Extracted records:
[BEGIN]

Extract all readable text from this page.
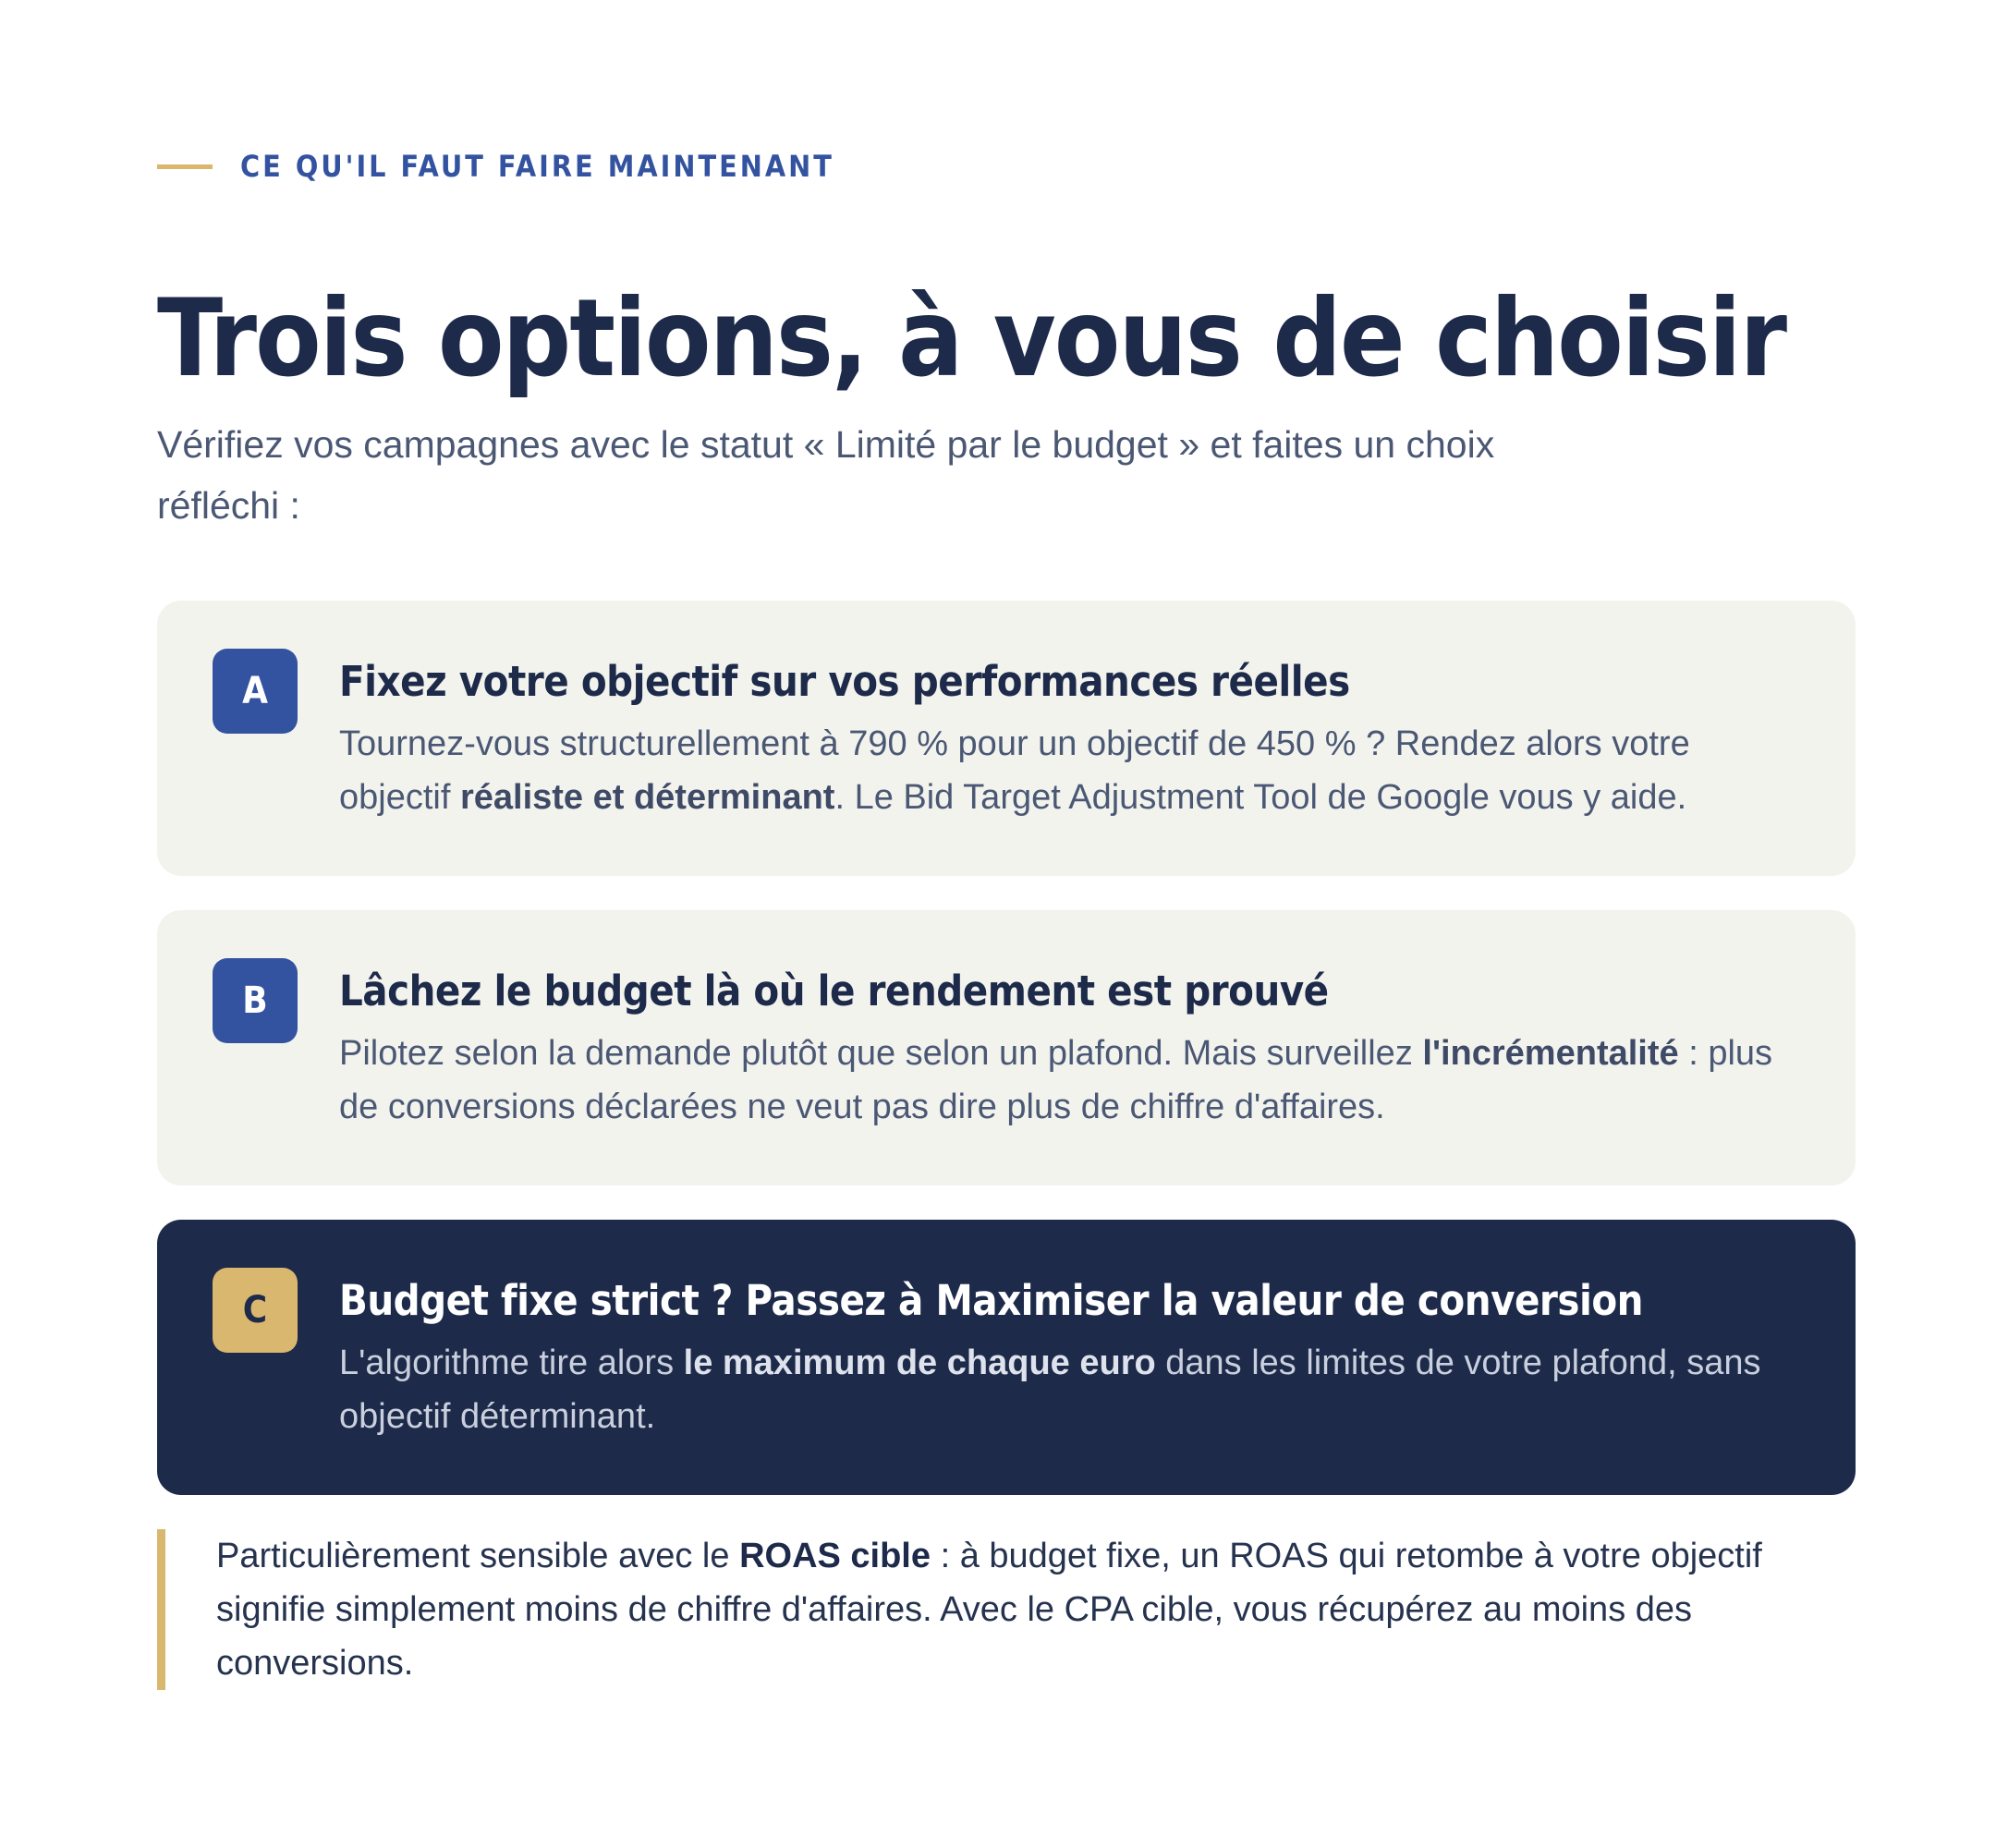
CE QU'IL FAUT FAIRE MAINTENANT
Trois options, à vous de choisir

Vérifiez vos campagnes avec le statut « Limité par le budget » et faites un choix réfléchi :

A	Fixez votre objectif sur vos performances réelles
Tournez-vous structurellement à 790 % pour un objectif de 450 % ? Rendez alors votre objectif réaliste et déterminant. Le Bid Target Adjustment Tool de Google vous y aide.
B	Lâchez le budget là où le rendement est prouvé
Pilotez selon la demande plutôt que selon un plafond. Mais surveillez l'incrémentalité : plus de conversions déclarées ne veut pas dire plus de chiffre d'affaires.
C	Budget fixe strict ? Passez à Maximiser la valeur de conversion
L'algorithme tire alors le maximum de chaque euro dans les limites de votre plafond, sans objectif déterminant.
Particulièrement sensible avec le ROAS cible : à budget fixe, un ROAS qui retombe à votre objectif signifie simplement moins de chiffre d'affaires. Avec le CPA cible, vous récupérez au moins des conversions.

[END]

● **What you need to do**: Write the entries above out again exactly, but not the pictures.

● **Correct answer**:
Extract all readable text from this page.
CE QU'IL FAUT FAIRE MAINTENANT
Trois options, à vous de choisir

Vérifiez vos campagnes avec le statut « Limité par le budget » et faites un choix réfléchi :

A	Fixez votre objectif sur vos performances réelles
Tournez-vous structurellement à 790 % pour un objectif de 450 % ? Rendez alors votre objectif réaliste et déterminant. Le Bid Target Adjustment Tool de Google vous y aide.
B	Lâchez le budget là où le rendement est prouvé
Pilotez selon la demande plutôt que selon un plafond. Mais surveillez l'incrémentalité : plus de conversions déclarées ne veut pas dire plus de chiffre d'affaires.
C	Budget fixe strict ? Passez à Maximiser la valeur de conversion
L'algorithme tire alors le maximum de chaque euro dans les limites de votre plafond, sans objectif déterminant.
Particulièrement sensible avec le ROAS cible : à budget fixe, un ROAS qui retombe à votre objectif signifie simplement moins de chiffre d'affaires. Avec le CPA cible, vous récupérez au moins des conversions.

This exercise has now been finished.